**SOURCE RECORDS:**
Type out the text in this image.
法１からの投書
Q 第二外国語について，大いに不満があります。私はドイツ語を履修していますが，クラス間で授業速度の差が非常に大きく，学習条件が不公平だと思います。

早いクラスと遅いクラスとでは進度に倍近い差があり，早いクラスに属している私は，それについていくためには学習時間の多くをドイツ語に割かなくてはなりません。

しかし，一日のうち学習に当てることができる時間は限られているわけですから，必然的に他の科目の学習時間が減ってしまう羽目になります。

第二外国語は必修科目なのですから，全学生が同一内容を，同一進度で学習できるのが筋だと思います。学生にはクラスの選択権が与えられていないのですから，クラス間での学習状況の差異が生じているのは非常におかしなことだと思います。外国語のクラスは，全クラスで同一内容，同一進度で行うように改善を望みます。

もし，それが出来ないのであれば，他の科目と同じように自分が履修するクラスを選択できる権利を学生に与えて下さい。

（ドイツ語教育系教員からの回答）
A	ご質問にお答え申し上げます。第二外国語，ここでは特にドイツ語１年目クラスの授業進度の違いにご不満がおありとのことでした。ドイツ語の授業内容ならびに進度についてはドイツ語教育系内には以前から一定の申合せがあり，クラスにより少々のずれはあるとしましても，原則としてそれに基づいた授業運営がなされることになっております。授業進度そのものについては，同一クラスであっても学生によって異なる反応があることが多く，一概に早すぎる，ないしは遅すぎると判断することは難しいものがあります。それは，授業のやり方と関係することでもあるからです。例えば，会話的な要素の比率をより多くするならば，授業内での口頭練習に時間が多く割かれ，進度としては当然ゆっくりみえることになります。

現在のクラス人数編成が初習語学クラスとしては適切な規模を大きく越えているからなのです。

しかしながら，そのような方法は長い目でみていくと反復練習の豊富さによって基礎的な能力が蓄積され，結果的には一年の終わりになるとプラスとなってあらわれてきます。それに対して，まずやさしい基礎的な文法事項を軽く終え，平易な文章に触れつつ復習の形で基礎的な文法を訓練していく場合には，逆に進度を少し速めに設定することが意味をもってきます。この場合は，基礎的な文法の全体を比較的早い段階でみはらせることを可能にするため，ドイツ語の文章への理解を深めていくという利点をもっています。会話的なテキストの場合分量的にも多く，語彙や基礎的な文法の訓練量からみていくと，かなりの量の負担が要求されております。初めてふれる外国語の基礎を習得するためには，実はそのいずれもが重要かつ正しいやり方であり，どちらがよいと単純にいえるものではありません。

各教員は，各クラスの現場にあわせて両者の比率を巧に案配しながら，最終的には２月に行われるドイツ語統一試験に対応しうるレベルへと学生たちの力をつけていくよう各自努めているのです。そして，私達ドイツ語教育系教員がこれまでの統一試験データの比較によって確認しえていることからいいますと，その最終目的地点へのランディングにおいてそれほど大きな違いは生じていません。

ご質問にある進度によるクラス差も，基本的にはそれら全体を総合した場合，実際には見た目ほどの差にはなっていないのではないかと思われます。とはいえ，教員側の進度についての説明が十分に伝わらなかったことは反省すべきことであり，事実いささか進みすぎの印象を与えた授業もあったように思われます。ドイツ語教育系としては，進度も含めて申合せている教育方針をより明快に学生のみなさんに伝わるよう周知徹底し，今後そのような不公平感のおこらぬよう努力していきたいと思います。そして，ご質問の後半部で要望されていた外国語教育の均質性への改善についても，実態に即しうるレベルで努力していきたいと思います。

**GOAL OF THE EXERCISE:** Give back all the records exactly as they stand.

**COMPLETE RESPONSE:**
Type out the text in this image.
法１からの投書
Q 第二外国語について，大いに不満があります。私はドイツ語を履修していますが，クラス間で授業速度の差が非常に大きく，学習条件が不公平だと思います。

早いクラスと遅いクラスとでは進度に倍近い差があり，早いクラスに属している私は，それについていくためには学習時間の多くをドイツ語に割かなくてはなりません。

しかし，一日のうち学習に当てることができる時間は限られているわけですから，必然的に他の科目の学習時間が減ってしまう羽目になります。

第二外国語は必修科目なのですから，全学生が同一内容を，同一進度で学習できるのが筋だと思います。学生にはクラスの選択権が与えられていないのですから，クラス間での学習状況の差異が生じているのは非常におかしなことだと思います。外国語のクラスは，全クラスで同一内容，同一進度で行うように改善を望みます。

もし，それが出来ないのであれば，他の科目と同じように自分が履修するクラスを選択できる権利を学生に与えて下さい。

（ドイツ語教育系教員からの回答）
A	ご質問にお答え申し上げます。第二外国語，ここでは特にドイツ語１年目クラスの授業進度の違いにご不満がおありとのことでした。ドイツ語の授業内容ならびに進度についてはドイツ語教育系内には以前から一定の申合せがあり，クラスにより少々のずれはあるとしましても，原則としてそれに基づいた授業運営がなされることになっております。授業進度そのものについては，同一クラスであっても学生によって異なる反応があることが多く，一概に早すぎる，ないしは遅すぎると判断することは難しいものがあります。それは，授業のやり方と関係することでもあるからです。例えば，会話的な要素の比率をより多くするならば，授業内での口頭練習に時間が多く割かれ，進度としては当然ゆっくりみえることになります。

現在のクラス人数編成が初習語学クラスとしては適切な規模を大きく越えているからなのです。

しかしながら，そのような方法は長い目でみていくと反復練習の豊富さによって基礎的な能力が蓄積され，結果的には一年の終わりになるとプラスとなってあらわれてきます。それに対して，まずやさしい基礎的な文法事項を軽く終え，平易な文章に触れつつ復習の形で基礎的な文法を訓練していく場合には，逆に進度を少し速めに設定することが意味をもってきます。この場合は，基礎的な文法の全体を比較的早い段階でみはらせることを可能にするため，ドイツ語の文章への理解を深めていくという利点をもっています。会話的なテキストの場合分量的にも多く，語彙や基礎的な文法の訓練量からみていくと，かなりの量の負担が要求されております。初めてふれる外国語の基礎を習得するためには，実はそのいずれもが重要かつ正しいやり方であり，どちらがよいと単純にいえるものではありません。

各教員は，各クラスの現場にあわせて両者の比率を巧に案配しながら，最終的には２月に行われるドイツ語統一試験に対応しうるレベルへと学生たちの力をつけていくよう各自努めているのです。そして，私達ドイツ語教育系教員がこれまでの統一試験データの比較によって確認しえていることからいいますと，その最終目的地点へのランディングにおいてそれほど大きな違いは生じていません。

ご質問にある進度によるクラス差も，基本的にはそれら全体を総合した場合，実際には見た目ほどの差にはなっていないのではないかと思われます。とはいえ，教員側の進度についての説明が十分に伝わらなかったことは反省すべきことであり，事実いささか進みすぎの印象を与えた授業もあったように思われます。ドイツ語教育系としては，進度も含めて申合せている教育方針をより明快に学生のみなさんに伝わるよう周知徹底し，今後そのような不公平感のおこらぬよう努力していきたいと思います。そして，ご質問の後半部で要望されていた外国語教育の均質性への改善についても，実態に即しうるレベルで努力していきたいと思います。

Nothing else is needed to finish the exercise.